## MATERIAL FOR THE TASK
_____
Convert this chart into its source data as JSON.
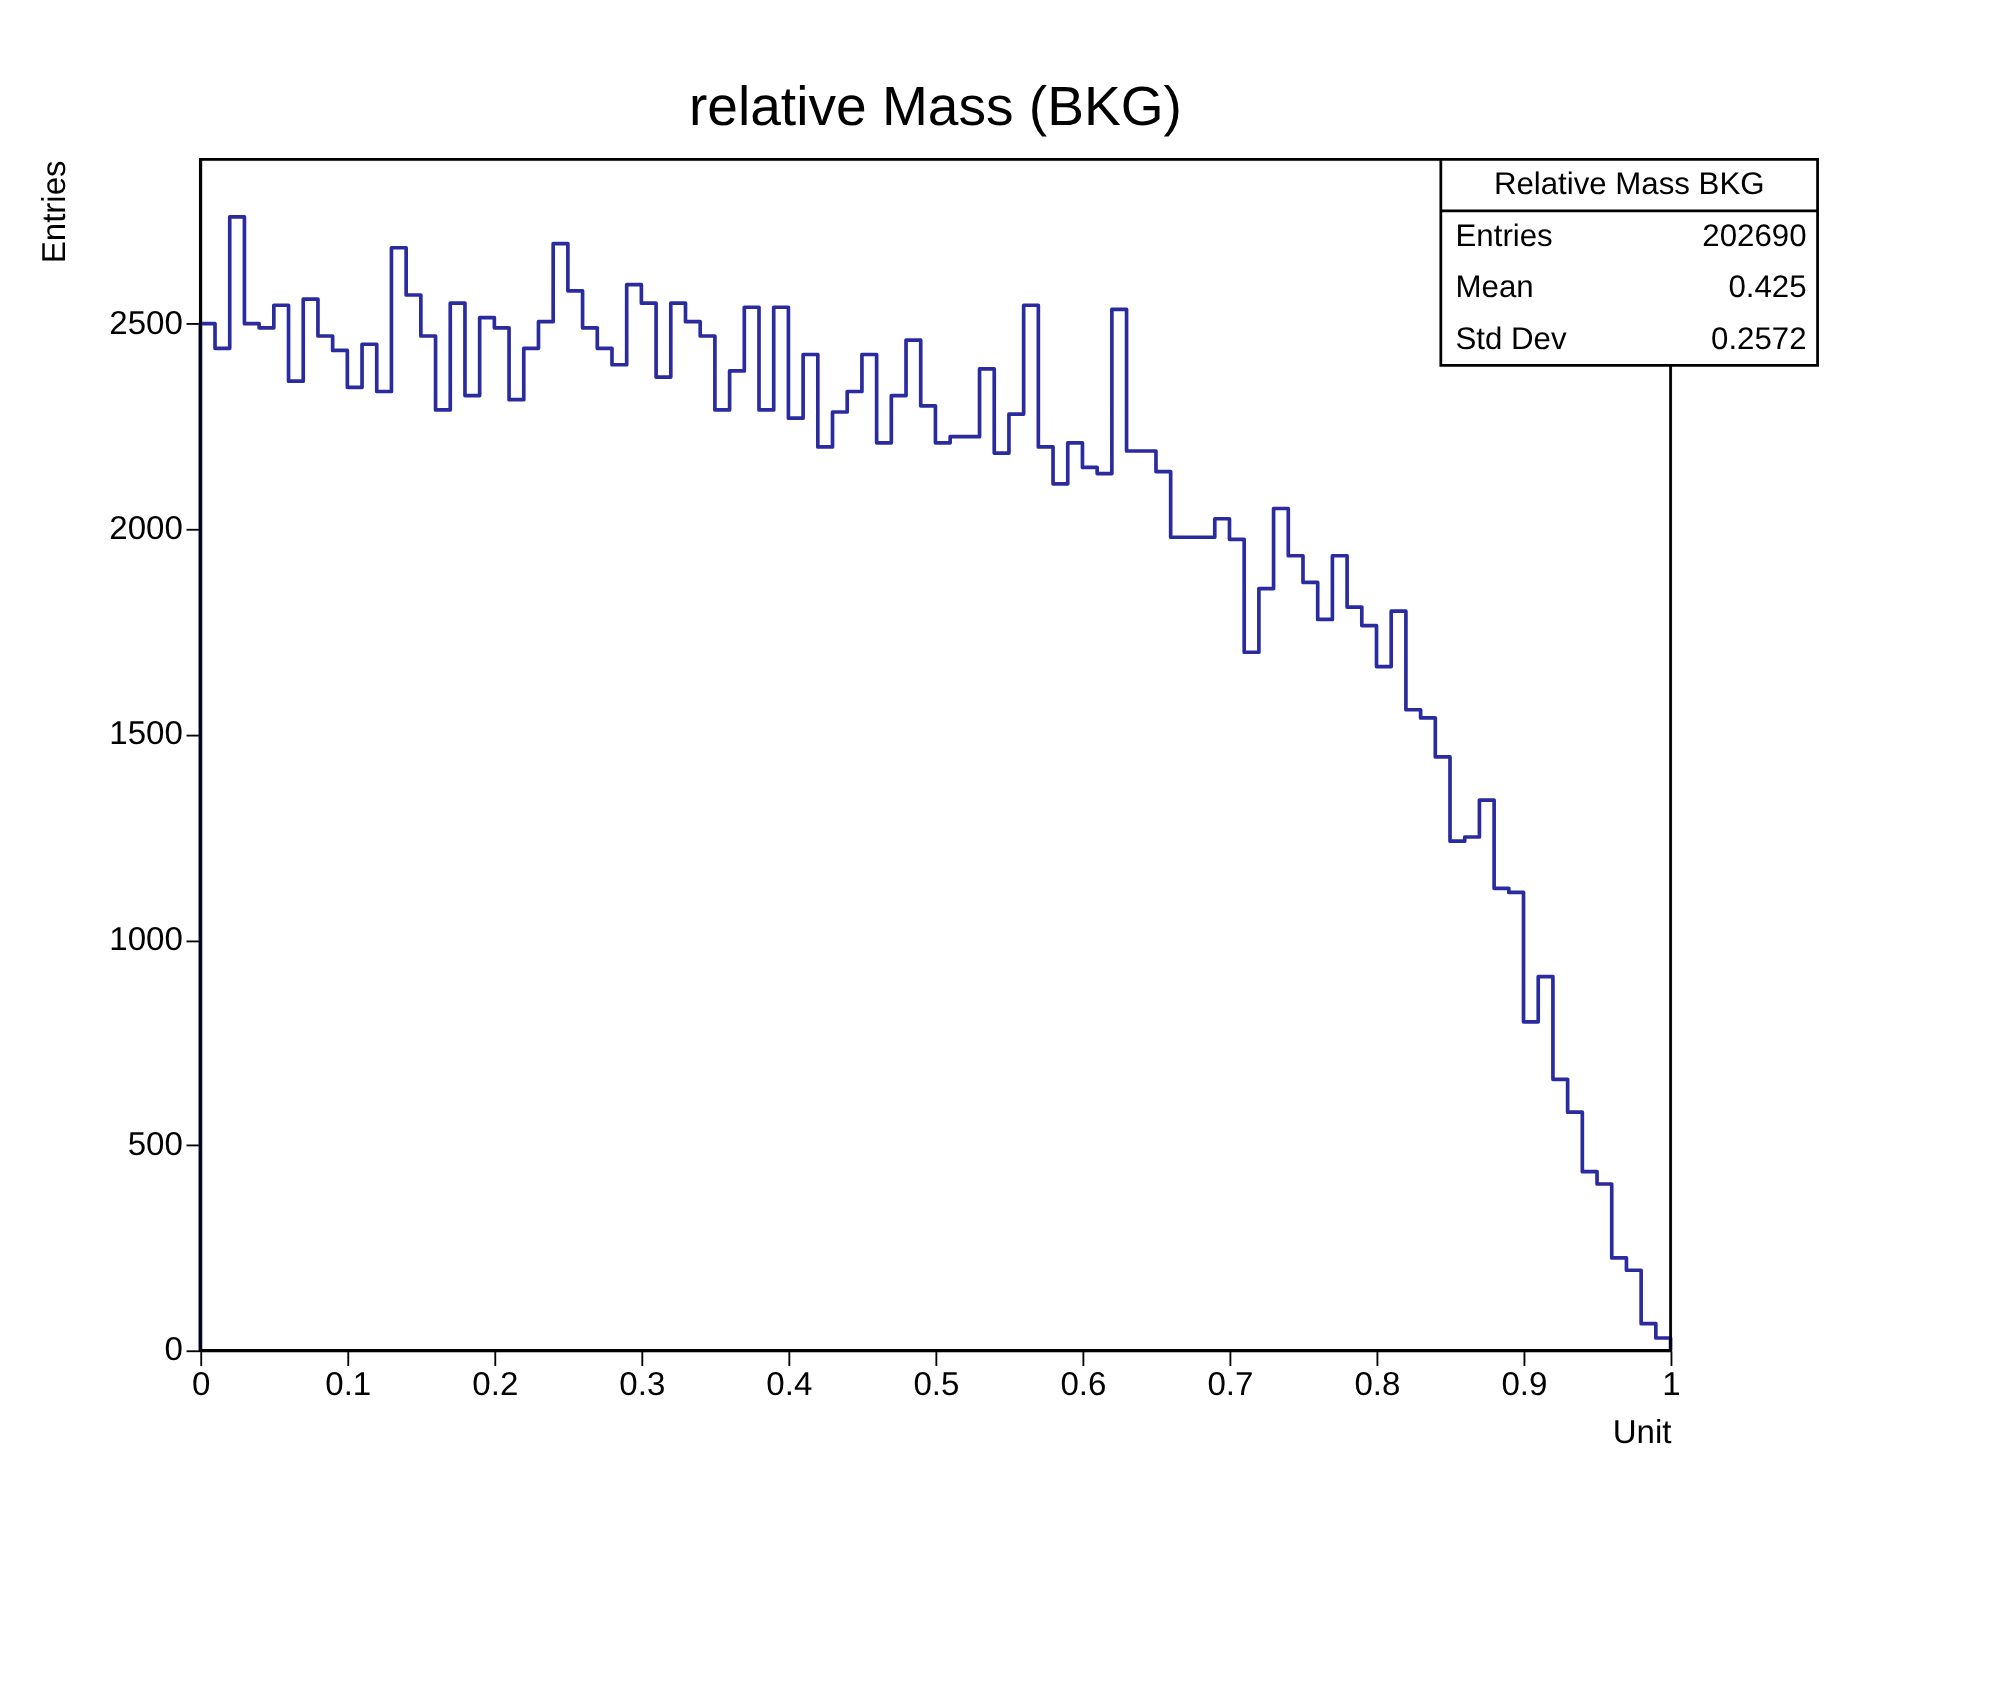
{
  "chart_data": {
    "type": "histogram",
    "title": "relative Mass (BKG)",
    "xlabel": "Unit",
    "ylabel": "Entries",
    "bins": [
      0,
      0.01,
      0.02,
      0.03,
      0.04,
      0.05,
      0.06,
      0.07,
      0.08,
      0.09,
      0.1,
      0.11,
      0.12,
      0.13,
      0.14,
      0.15,
      0.16,
      0.17,
      0.18,
      0.19,
      0.2,
      0.21,
      0.22,
      0.23,
      0.24,
      0.25,
      0.26,
      0.27,
      0.28,
      0.29,
      0.3,
      0.31,
      0.32,
      0.33,
      0.34,
      0.35,
      0.36,
      0.37,
      0.38,
      0.39,
      0.4,
      0.41,
      0.42,
      0.43,
      0.44,
      0.45,
      0.46,
      0.47,
      0.48,
      0.49,
      0.5,
      0.51,
      0.52,
      0.53,
      0.54,
      0.55,
      0.56,
      0.57,
      0.58,
      0.59,
      0.6,
      0.61,
      0.62,
      0.63,
      0.64,
      0.65,
      0.66,
      0.67,
      0.68,
      0.69,
      0.7,
      0.71,
      0.72,
      0.73,
      0.74,
      0.75,
      0.76,
      0.77,
      0.78,
      0.79,
      0.8,
      0.81,
      0.82,
      0.83,
      0.84,
      0.85,
      0.86,
      0.87,
      0.88,
      0.89,
      0.9,
      0.91,
      0.92,
      0.93,
      0.94,
      0.95,
      0.96,
      0.97,
      0.98,
      0.99,
      1
    ],
    "values": [
      2500,
      2440,
      2760,
      2500,
      2490,
      2545,
      2360,
      2560,
      2470,
      2435,
      2345,
      2450,
      2335,
      2685,
      2570,
      2470,
      2290,
      2550,
      2325,
      2515,
      2490,
      2315,
      2440,
      2505,
      2695,
      2580,
      2490,
      2440,
      2400,
      2595,
      2550,
      2370,
      2550,
      2505,
      2470,
      2290,
      2385,
      2540,
      2290,
      2540,
      2270,
      2425,
      2200,
      2285,
      2335,
      2425,
      2210,
      2325,
      2460,
      2300,
      2210,
      2225,
      2225,
      2390,
      2185,
      2280,
      2545,
      2200,
      2110,
      2210,
      2150,
      2135,
      2535,
      2190,
      2190,
      2140,
      1980,
      1980,
      1980,
      2025,
      1975,
      1700,
      1855,
      2050,
      1935,
      1870,
      1780,
      1935,
      1810,
      1765,
      1665,
      1800,
      1560,
      1540,
      1445,
      1240,
      1250,
      1340,
      1125,
      1115,
      800,
      910,
      660,
      580,
      435,
      405,
      225,
      195,
      65,
      30
    ],
    "color": "#2b2ba0",
    "xlim": [
      0,
      1
    ],
    "ylim": [
      0,
      2900
    ],
    "xticks": [
      0,
      0.1,
      0.2,
      0.3,
      0.4,
      0.5,
      0.6,
      0.7,
      0.8,
      0.9,
      1
    ],
    "yticks": [
      0,
      500,
      1000,
      1500,
      2000,
      2500
    ],
    "grid": false,
    "annotations": [
      "Relative Mass BKG",
      "Entries",
      "202690",
      "Mean",
      "0.425",
      "Std Dev",
      "0.2572"
    ]
  }
}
_____
## DIRECTION
Keep the pictures out and write out the records exactly.

## ANSWER TO THIS EXERCISE
Convert this chart into its source data as JSON.
{
  "chart_data": {
    "type": "histogram",
    "title": "relative Mass (BKG)",
    "xlabel": "Unit",
    "ylabel": "Entries",
    "bins": [
      0,
      0.01,
      0.02,
      0.03,
      0.04,
      0.05,
      0.06,
      0.07,
      0.08,
      0.09,
      0.1,
      0.11,
      0.12,
      0.13,
      0.14,
      0.15,
      0.16,
      0.17,
      0.18,
      0.19,
      0.2,
      0.21,
      0.22,
      0.23,
      0.24,
      0.25,
      0.26,
      0.27,
      0.28,
      0.29,
      0.3,
      0.31,
      0.32,
      0.33,
      0.34,
      0.35,
      0.36,
      0.37,
      0.38,
      0.39,
      0.4,
      0.41,
      0.42,
      0.43,
      0.44,
      0.45,
      0.46,
      0.47,
      0.48,
      0.49,
      0.5,
      0.51,
      0.52,
      0.53,
      0.54,
      0.55,
      0.56,
      0.57,
      0.58,
      0.59,
      0.6,
      0.61,
      0.62,
      0.63,
      0.64,
      0.65,
      0.66,
      0.67,
      0.68,
      0.69,
      0.7,
      0.71,
      0.72,
      0.73,
      0.74,
      0.75,
      0.76,
      0.77,
      0.78,
      0.79,
      0.8,
      0.81,
      0.82,
      0.83,
      0.84,
      0.85,
      0.86,
      0.87,
      0.88,
      0.89,
      0.9,
      0.91,
      0.92,
      0.93,
      0.94,
      0.95,
      0.96,
      0.97,
      0.98,
      0.99,
      1
    ],
    "values": [
      2500,
      2440,
      2760,
      2500,
      2490,
      2545,
      2360,
      2560,
      2470,
      2435,
      2345,
      2450,
      2335,
      2685,
      2570,
      2470,
      2290,
      2550,
      2325,
      2515,
      2490,
      2315,
      2440,
      2505,
      2695,
      2580,
      2490,
      2440,
      2400,
      2595,
      2550,
      2370,
      2550,
      2505,
      2470,
      2290,
      2385,
      2540,
      2290,
      2540,
      2270,
      2425,
      2200,
      2285,
      2335,
      2425,
      2210,
      2325,
      2460,
      2300,
      2210,
      2225,
      2225,
      2390,
      2185,
      2280,
      2545,
      2200,
      2110,
      2210,
      2150,
      2135,
      2535,
      2190,
      2190,
      2140,
      1980,
      1980,
      1980,
      2025,
      1975,
      1700,
      1855,
      2050,
      1935,
      1870,
      1780,
      1935,
      1810,
      1765,
      1665,
      1800,
      1560,
      1540,
      1445,
      1240,
      1250,
      1340,
      1125,
      1115,
      800,
      910,
      660,
      580,
      435,
      405,
      225,
      195,
      65,
      30
    ],
    "color": "#2b2ba0",
    "xlim": [
      0,
      1
    ],
    "ylim": [
      0,
      2900
    ],
    "xticks": [
      0,
      0.1,
      0.2,
      0.3,
      0.4,
      0.5,
      0.6,
      0.7,
      0.8,
      0.9,
      1
    ],
    "yticks": [
      0,
      500,
      1000,
      1500,
      2000,
      2500
    ],
    "grid": false,
    "annotations": [
      "Relative Mass BKG",
      "Entries",
      "202690",
      "Mean",
      "0.425",
      "Std Dev",
      "0.2572"
    ]
  }
}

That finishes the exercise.